Esisteva un Twitter anti-regime cubano: a crearlo – neanche fossero gli anni sessanta, con l’Isola caraibica avamposto russo nella Guerra Fredda – era stato il Governo degli Stati Uniti, che però ha interrotto i finanziamenti per il progetto nel 2011.
Si chiama ZunZuneo (nome in cubano del cinguettio del colibrì) e tecnicamente si tratta di una versione personalizzata di Twitter, basata sull’invio di SMS per superare le restrizioni ed il controllo delle comunicazioni su Internet a Cuba e destinata a raccogliere (e veicolare) il dissenso contro il governo locale .
È il frutto di una collaborazione avviata nel 2009 e conclusasi nel luglio del 2010 sotto l’egida dell’agenzia statunitense per lo sviluppo internazionale (USAID), un ente conosciuto per stanziamenti miliardari in progetti di aiuto umanitario.
A coordinare le operazioni destinate a tenere la piattaforma nascosta agli occhi delle autorità cubane, il funzionario del Governo degli Stati Uniti Joe McSpedon che – attraverso conti risalenti alle Isole Cayman – ha raccolto collaboratori provenienti da Costa Rica, Nicaragua, e dagli States.
Secondo i dettagliati documenti ottenuti da Associated Press il progetto era quello di avviare la piattaforma inizialmente ospitando contenuti “non controversi” (quelli – insomma – che possono investire dibattiti sul calcio o la musica) per poi introdurre, una volta che il servizio avesse ottenuto una massa di utenti considerevole (centinaia di migliaia), contenuti politici destinati ad “ispirare i cubani” all’organizzazione di un vero e proprio movimento civile anti-regime.

■ ■ ■ ■ ■

▶ [COSE DA FARE]:
1. Trascrivi il passo del testo su ZunZuneo che si apre con le parole contenenti "Si chiama ZunZuneo" e si chiude con "e dagli States.".
2. Nel testo su ZunZuneo, che cosa indica in cubano il nome della piattaforma?
Gli elenchi provengono da una fonte diversa.

▶ [Elenchi degli elementi di layout in riquadri]:
■ ■ ■ ■ ■

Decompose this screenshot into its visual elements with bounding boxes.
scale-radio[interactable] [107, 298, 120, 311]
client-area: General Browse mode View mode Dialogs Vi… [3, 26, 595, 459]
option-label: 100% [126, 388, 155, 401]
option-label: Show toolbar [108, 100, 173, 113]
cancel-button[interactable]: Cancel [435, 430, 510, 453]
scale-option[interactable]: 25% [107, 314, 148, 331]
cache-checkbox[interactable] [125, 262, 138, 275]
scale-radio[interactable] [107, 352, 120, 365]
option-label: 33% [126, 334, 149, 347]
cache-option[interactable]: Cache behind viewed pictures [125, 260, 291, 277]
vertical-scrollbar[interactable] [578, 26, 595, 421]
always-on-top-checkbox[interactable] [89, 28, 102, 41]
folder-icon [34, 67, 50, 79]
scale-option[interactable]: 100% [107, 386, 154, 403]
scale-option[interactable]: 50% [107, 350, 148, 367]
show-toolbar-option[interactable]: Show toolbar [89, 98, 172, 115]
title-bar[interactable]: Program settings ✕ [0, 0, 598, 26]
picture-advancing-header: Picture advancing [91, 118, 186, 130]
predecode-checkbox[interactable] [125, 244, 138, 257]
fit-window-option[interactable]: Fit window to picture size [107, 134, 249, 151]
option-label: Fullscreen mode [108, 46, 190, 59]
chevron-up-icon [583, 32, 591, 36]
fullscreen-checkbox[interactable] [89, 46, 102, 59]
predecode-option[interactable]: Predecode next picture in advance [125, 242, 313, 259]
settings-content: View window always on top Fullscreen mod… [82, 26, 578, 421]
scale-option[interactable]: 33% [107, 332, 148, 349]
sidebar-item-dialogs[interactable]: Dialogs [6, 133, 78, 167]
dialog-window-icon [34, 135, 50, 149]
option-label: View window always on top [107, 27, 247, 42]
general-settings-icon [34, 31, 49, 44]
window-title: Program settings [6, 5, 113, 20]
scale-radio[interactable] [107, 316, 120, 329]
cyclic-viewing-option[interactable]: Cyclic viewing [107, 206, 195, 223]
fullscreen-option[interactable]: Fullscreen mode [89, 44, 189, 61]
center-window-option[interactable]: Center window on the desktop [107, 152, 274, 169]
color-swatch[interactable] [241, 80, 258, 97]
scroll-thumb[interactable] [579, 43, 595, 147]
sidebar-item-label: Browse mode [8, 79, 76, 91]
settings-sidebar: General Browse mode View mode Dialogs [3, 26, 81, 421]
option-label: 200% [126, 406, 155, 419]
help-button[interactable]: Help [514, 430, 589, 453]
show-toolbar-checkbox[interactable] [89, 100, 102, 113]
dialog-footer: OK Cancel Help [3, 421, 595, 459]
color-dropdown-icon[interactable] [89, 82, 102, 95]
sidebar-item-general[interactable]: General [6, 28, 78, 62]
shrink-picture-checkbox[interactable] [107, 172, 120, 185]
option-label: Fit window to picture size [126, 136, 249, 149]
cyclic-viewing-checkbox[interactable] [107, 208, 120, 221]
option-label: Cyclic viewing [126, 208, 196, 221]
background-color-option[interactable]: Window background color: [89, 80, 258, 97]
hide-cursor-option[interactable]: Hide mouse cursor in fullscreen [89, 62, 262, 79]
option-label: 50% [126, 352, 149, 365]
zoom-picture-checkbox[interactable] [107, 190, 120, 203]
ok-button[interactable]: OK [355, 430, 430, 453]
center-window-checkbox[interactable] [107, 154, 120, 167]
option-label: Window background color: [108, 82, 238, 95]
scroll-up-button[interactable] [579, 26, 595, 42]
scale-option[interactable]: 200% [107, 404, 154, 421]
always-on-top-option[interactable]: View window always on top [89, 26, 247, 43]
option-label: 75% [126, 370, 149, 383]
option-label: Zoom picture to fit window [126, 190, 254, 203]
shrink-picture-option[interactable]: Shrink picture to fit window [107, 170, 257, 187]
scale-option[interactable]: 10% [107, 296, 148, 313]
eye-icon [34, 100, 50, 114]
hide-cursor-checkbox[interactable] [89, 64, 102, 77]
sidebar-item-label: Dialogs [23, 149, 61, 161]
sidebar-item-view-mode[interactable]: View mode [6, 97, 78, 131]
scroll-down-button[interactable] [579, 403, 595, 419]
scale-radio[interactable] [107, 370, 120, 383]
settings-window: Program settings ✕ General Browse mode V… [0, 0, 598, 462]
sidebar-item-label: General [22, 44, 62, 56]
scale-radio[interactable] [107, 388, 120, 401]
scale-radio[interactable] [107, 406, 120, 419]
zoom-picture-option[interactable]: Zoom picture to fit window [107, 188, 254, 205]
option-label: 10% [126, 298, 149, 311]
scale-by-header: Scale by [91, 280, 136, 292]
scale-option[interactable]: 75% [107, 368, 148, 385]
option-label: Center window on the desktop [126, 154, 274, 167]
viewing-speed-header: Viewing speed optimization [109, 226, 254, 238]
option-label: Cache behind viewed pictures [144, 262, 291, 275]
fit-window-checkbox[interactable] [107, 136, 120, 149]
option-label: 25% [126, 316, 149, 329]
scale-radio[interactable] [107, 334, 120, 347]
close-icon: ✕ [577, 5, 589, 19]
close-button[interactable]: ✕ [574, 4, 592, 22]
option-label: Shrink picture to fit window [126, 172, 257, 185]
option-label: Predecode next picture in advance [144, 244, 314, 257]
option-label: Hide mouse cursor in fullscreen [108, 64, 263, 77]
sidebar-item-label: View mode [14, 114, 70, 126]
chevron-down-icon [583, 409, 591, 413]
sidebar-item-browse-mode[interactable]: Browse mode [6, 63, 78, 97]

■ ■ ■ ■ ■

▶ [SOLUZIONI COMPLETE]:
1.
Si chiama ZunZuneo (nome in cubano del cinguettio del colibrì) e tecnicamente si tratta di una versione personalizzata di Twitter, basata sull’invio di SMS per superare le restrizioni ed il controllo delle comunicazioni su Internet a Cuba e destinata a raccogliere (e veicolare) il dissenso contro il governo locale .
È il frutto di una collaborazione avviata nel 2009 e conclusasi nel luglio del 2010 sotto l’egida dell’agenzia statunitense per lo sviluppo internazionale (USAID), un ente conosciuto per stanziamenti miliardari in progetti di aiuto umanitario.
A coordinare le operazioni destinate a tenere la piattaforma nascosta agli occhi delle autorità cubane, il funzionario del Governo degli Stati Uniti Joe McSpedon che – attraverso conti risalenti alle Isole Cayman – ha raccolto collaboratori provenienti da Costa Rica, Nicaragua, e dagli States.

2. Il cinguettio del colibrì.